EXERCISE BRIEF: Make an exact copy of all the records.

===============

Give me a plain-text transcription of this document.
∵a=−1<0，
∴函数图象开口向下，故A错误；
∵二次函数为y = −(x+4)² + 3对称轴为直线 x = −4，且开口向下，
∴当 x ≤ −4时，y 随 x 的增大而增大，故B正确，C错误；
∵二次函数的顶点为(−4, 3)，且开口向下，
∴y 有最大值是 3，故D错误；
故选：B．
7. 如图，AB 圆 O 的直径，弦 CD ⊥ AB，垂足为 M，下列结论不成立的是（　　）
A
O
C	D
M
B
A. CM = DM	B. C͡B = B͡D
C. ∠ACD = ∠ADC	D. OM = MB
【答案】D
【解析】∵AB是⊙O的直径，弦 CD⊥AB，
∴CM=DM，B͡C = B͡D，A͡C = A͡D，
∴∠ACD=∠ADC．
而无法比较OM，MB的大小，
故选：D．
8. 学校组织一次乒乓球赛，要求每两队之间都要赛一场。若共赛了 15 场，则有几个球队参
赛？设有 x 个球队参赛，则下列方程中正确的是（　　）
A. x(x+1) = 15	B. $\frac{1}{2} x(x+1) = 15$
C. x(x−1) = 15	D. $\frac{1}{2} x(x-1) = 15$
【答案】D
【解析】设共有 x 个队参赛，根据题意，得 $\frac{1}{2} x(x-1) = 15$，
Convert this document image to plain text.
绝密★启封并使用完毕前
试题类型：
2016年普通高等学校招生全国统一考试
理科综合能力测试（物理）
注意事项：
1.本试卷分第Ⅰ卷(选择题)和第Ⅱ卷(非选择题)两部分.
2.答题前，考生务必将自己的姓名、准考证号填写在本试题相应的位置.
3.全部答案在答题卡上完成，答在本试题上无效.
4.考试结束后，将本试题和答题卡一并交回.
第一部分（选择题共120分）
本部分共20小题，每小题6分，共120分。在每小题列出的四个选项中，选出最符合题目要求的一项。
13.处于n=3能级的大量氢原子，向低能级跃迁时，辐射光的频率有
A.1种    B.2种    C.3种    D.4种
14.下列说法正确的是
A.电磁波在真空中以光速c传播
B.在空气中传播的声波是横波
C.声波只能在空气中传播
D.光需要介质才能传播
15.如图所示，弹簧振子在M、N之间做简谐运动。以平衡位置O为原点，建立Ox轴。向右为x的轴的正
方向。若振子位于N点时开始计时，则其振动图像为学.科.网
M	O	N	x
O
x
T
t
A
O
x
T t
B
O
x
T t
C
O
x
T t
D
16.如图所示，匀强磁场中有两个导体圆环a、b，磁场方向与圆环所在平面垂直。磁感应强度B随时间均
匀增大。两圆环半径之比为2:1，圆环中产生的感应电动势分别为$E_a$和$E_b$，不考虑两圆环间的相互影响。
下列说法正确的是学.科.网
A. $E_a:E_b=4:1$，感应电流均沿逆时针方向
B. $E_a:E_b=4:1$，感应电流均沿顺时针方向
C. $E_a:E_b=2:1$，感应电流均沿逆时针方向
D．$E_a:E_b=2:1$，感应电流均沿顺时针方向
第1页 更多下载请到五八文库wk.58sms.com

===============

EXPECTED ANSWER:
Give me a plain-text transcription of this document.
∵a=−1<0，
∴函数图象开口向下，故A错误；
∵二次函数为y = −(x+4)² + 3对称轴为直线 x = −4，且开口向下，
∴当 x ≤ −4时，y 随 x 的增大而增大，故B正确，C错误；
∵二次函数的顶点为(−4, 3)，且开口向下，
∴y 有最大值是 3，故D错误；
故选：B．
7. 如图，AB 圆 O 的直径，弦 CD ⊥ AB，垂足为 M，下列结论不成立的是（　　）
A
O
C	D
M
B
A. CM = DM	B. C͡B = B͡D
C. ∠ACD = ∠ADC	D. OM = MB
【答案】D
【解析】∵AB是⊙O的直径，弦 CD⊥AB，
∴CM=DM，B͡C = B͡D，A͡C = A͡D，
∴∠ACD=∠ADC．
而无法比较OM，MB的大小，
故选：D．
8. 学校组织一次乒乓球赛，要求每两队之间都要赛一场。若共赛了 15 场，则有几个球队参
赛？设有 x 个球队参赛，则下列方程中正确的是（　　）
A. x(x+1) = 15	B. $\frac{1}{2} x(x+1) = 15$
C. x(x−1) = 15	D. $\frac{1}{2} x(x-1) = 15$
【答案】D
【解析】设共有 x 个队参赛，根据题意，得 $\frac{1}{2} x(x-1) = 15$，
Convert this document image to plain text.
绝密★启封并使用完毕前
试题类型：
2016年普通高等学校招生全国统一考试
理科综合能力测试（物理）
注意事项：
1.本试卷分第Ⅰ卷(选择题)和第Ⅱ卷(非选择题)两部分.
2.答题前，考生务必将自己的姓名、准考证号填写在本试题相应的位置.
3.全部答案在答题卡上完成，答在本试题上无效.
4.考试结束后，将本试题和答题卡一并交回.
第一部分（选择题共120分）
本部分共20小题，每小题6分，共120分。在每小题列出的四个选项中，选出最符合题目要求的一项。
13.处于n=3能级的大量氢原子，向低能级跃迁时，辐射光的频率有
A.1种    B.2种    C.3种    D.4种
14.下列说法正确的是
A.电磁波在真空中以光速c传播
B.在空气中传播的声波是横波
C.声波只能在空气中传播
D.光需要介质才能传播
15.如图所示，弹簧振子在M、N之间做简谐运动。以平衡位置O为原点，建立Ox轴。向右为x的轴的正
方向。若振子位于N点时开始计时，则其振动图像为学.科.网
M	O	N	x
O
x
T
t
A
O
x
T t
B
O
x
T t
C
O
x
T t
D
16.如图所示，匀强磁场中有两个导体圆环a、b，磁场方向与圆环所在平面垂直。磁感应强度B随时间均
匀增大。两圆环半径之比为2:1，圆环中产生的感应电动势分别为$E_a$和$E_b$，不考虑两圆环间的相互影响。
下列说法正确的是学.科.网
A. $E_a:E_b=4:1$，感应电流均沿逆时针方向
B. $E_a:E_b=4:1$，感应电流均沿顺时针方向
C. $E_a:E_b=2:1$，感应电流均沿逆时针方向
D．$E_a:E_b=2:1$，感应电流均沿顺时针方向
第1页 更多下载请到五八文库wk.58sms.com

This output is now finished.